GOAL: Set down all of the data exactly as it appears.

Saved entries

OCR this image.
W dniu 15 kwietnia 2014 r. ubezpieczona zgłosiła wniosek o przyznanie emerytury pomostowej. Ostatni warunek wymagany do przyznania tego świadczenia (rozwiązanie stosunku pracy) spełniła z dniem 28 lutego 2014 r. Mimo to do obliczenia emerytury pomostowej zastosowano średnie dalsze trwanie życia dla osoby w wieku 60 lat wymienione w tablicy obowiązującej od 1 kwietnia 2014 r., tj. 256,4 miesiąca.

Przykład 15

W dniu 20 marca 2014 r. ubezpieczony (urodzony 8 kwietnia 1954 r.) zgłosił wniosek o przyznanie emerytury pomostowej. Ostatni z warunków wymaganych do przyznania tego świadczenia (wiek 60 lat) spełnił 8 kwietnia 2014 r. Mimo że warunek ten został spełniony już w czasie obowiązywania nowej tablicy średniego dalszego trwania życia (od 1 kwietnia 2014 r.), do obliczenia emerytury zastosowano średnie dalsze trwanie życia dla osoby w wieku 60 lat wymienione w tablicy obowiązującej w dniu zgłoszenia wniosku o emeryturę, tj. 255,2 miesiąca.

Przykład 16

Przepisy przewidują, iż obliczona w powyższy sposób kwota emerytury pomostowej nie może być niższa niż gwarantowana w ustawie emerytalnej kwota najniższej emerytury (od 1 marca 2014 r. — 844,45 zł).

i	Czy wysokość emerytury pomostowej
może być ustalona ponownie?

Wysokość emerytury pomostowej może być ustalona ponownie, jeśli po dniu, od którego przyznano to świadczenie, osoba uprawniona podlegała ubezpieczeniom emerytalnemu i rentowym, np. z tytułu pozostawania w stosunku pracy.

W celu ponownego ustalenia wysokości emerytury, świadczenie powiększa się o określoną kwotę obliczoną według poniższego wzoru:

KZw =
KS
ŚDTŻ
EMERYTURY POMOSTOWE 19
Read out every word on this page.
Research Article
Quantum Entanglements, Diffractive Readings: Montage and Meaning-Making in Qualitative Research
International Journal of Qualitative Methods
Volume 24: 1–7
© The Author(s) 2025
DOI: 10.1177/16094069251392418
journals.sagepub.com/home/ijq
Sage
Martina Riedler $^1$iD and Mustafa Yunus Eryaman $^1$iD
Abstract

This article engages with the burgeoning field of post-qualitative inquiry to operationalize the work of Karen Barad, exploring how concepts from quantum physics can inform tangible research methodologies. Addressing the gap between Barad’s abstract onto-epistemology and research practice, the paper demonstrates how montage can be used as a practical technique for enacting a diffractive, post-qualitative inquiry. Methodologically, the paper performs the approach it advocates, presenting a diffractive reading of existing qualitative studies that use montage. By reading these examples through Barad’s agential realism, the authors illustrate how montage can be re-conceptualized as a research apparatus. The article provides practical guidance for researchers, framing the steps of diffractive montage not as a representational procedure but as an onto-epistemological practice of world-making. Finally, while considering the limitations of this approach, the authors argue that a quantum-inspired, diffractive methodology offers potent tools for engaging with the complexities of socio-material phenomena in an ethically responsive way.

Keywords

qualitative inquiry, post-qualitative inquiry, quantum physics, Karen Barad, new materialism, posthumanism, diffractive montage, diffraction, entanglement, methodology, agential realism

RESULT:
OCR this image.
W dniu 15 kwietnia 2014 r. ubezpieczona zgłosiła wniosek o przyznanie emerytury pomostowej. Ostatni warunek wymagany do przyznania tego świadczenia (rozwiązanie stosunku pracy) spełniła z dniem 28 lutego 2014 r. Mimo to do obliczenia emerytury pomostowej zastosowano średnie dalsze trwanie życia dla osoby w wieku 60 lat wymienione w tablicy obowiązującej od 1 kwietnia 2014 r., tj. 256,4 miesiąca.

Przykład 15

W dniu 20 marca 2014 r. ubezpieczony (urodzony 8 kwietnia 1954 r.) zgłosił wniosek o przyznanie emerytury pomostowej. Ostatni z warunków wymaganych do przyznania tego świadczenia (wiek 60 lat) spełnił 8 kwietnia 2014 r. Mimo że warunek ten został spełniony już w czasie obowiązywania nowej tablicy średniego dalszego trwania życia (od 1 kwietnia 2014 r.), do obliczenia emerytury zastosowano średnie dalsze trwanie życia dla osoby w wieku 60 lat wymienione w tablicy obowiązującej w dniu zgłoszenia wniosku o emeryturę, tj. 255,2 miesiąca.

Przykład 16

Przepisy przewidują, iż obliczona w powyższy sposób kwota emerytury pomostowej nie może być niższa niż gwarantowana w ustawie emerytalnej kwota najniższej emerytury (od 1 marca 2014 r. — 844,45 zł).

i	Czy wysokość emerytury pomostowej
może być ustalona ponownie?

Wysokość emerytury pomostowej może być ustalona ponownie, jeśli po dniu, od którego przyznano to świadczenie, osoba uprawniona podlegała ubezpieczeniom emerytalnemu i rentowym, np. z tytułu pozostawania w stosunku pracy.

W celu ponownego ustalenia wysokości emerytury, świadczenie powiększa się o określoną kwotę obliczoną według poniższego wzoru:

KZw =
KS
ŚDTŻ
EMERYTURY POMOSTOWE 19
Read out every word on this page.
Research Article
Quantum Entanglements, Diffractive Readings: Montage and Meaning-Making in Qualitative Research
International Journal of Qualitative Methods
Volume 24: 1–7
© The Author(s) 2025
DOI: 10.1177/16094069251392418
journals.sagepub.com/home/ijq
Sage
Martina Riedler $^1$iD and Mustafa Yunus Eryaman $^1$iD
Abstract

This article engages with the burgeoning field of post-qualitative inquiry to operationalize the work of Karen Barad, exploring how concepts from quantum physics can inform tangible research methodologies. Addressing the gap between Barad’s abstract onto-epistemology and research practice, the paper demonstrates how montage can be used as a practical technique for enacting a diffractive, post-qualitative inquiry. Methodologically, the paper performs the approach it advocates, presenting a diffractive reading of existing qualitative studies that use montage. By reading these examples through Barad’s agential realism, the authors illustrate how montage can be re-conceptualized as a research apparatus. The article provides practical guidance for researchers, framing the steps of diffractive montage not as a representational procedure but as an onto-epistemological practice of world-making. Finally, while considering the limitations of this approach, the authors argue that a quantum-inspired, diffractive methodology offers potent tools for engaging with the complexities of socio-material phenomena in an ethically responsive way.

Keywords

qualitative inquiry, post-qualitative inquiry, quantum physics, Karen Barad, new materialism, posthumanism, diffractive montage, diffraction, entanglement, methodology, agential realism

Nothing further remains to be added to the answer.